*** The data
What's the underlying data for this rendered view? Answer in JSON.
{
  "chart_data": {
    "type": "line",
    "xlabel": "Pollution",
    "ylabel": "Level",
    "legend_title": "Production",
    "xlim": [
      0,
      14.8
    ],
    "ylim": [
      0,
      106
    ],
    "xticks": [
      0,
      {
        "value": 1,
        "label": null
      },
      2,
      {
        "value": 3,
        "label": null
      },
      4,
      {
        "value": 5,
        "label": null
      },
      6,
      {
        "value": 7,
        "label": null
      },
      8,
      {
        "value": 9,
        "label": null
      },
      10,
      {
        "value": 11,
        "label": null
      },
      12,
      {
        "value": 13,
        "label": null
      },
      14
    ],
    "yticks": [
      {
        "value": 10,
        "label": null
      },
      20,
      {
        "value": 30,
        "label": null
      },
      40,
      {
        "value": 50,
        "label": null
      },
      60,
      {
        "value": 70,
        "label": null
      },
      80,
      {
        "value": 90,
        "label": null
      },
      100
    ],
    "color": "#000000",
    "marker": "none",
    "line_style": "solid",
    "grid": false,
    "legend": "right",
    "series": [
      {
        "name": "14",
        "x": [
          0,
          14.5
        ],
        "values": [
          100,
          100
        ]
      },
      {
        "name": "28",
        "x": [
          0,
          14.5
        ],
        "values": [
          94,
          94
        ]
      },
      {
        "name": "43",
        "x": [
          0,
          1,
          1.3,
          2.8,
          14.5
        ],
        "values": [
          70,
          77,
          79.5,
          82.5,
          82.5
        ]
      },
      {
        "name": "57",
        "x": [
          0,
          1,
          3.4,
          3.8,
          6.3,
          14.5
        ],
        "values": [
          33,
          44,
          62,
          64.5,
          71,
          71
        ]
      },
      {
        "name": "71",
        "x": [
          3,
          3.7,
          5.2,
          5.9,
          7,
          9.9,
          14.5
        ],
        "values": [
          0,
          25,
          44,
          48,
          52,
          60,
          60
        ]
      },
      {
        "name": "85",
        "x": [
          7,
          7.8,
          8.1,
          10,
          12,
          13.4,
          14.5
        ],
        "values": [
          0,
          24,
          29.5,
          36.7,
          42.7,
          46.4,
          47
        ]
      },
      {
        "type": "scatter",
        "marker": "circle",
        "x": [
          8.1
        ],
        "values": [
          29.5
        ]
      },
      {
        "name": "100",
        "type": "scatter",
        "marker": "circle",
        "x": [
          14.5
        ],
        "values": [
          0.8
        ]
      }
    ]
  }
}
******
■ **What is expected**
Print out every entry, keeping each one exact.

■ **Written solution**
What's the underlying data for this rendered view? Answer in JSON.
{
  "chart_data": {
    "type": "line",
    "xlabel": "Pollution",
    "ylabel": "Level",
    "legend_title": "Production",
    "xlim": [
      0,
      14.8
    ],
    "ylim": [
      0,
      106
    ],
    "xticks": [
      0,
      {
        "value": 1,
        "label": null
      },
      2,
      {
        "value": 3,
        "label": null
      },
      4,
      {
        "value": 5,
        "label": null
      },
      6,
      {
        "value": 7,
        "label": null
      },
      8,
      {
        "value": 9,
        "label": null
      },
      10,
      {
        "value": 11,
        "label": null
      },
      12,
      {
        "value": 13,
        "label": null
      },
      14
    ],
    "yticks": [
      {
        "value": 10,
        "label": null
      },
      20,
      {
        "value": 30,
        "label": null
      },
      40,
      {
        "value": 50,
        "label": null
      },
      60,
      {
        "value": 70,
        "label": null
      },
      80,
      {
        "value": 90,
        "label": null
      },
      100
    ],
    "color": "#000000",
    "marker": "none",
    "line_style": "solid",
    "grid": false,
    "legend": "right",
    "series": [
      {
        "name": "14",
        "x": [
          0,
          14.5
        ],
        "values": [
          100,
          100
        ]
      },
      {
        "name": "28",
        "x": [
          0,
          14.5
        ],
        "values": [
          94,
          94
        ]
      },
      {
        "name": "43",
        "x": [
          0,
          1,
          1.3,
          2.8,
          14.5
        ],
        "values": [
          70,
          77,
          79.5,
          82.5,
          82.5
        ]
      },
      {
        "name": "57",
        "x": [
          0,
          1,
          3.4,
          3.8,
          6.3,
          14.5
        ],
        "values": [
          33,
          44,
          62,
          64.5,
          71,
          71
        ]
      },
      {
        "name": "71",
        "x": [
          3,
          3.7,
          5.2,
          5.9,
          7,
          9.9,
          14.5
        ],
        "values": [
          0,
          25,
          44,
          48,
          52,
          60,
          60
        ]
      },
      {
        "name": "85",
        "x": [
          7,
          7.8,
          8.1,
          10,
          12,
          13.4,
          14.5
        ],
        "values": [
          0,
          24,
          29.5,
          36.7,
          42.7,
          46.4,
          47
        ]
      },
      {
        "type": "scatter",
        "marker": "circle",
        "x": [
          8.1
        ],
        "values": [
          29.5
        ]
      },
      {
        "name": "100",
        "type": "scatter",
        "marker": "circle",
        "x": [
          14.5
        ],
        "values": [
          0.8
        ]
      }
    ]
  }
}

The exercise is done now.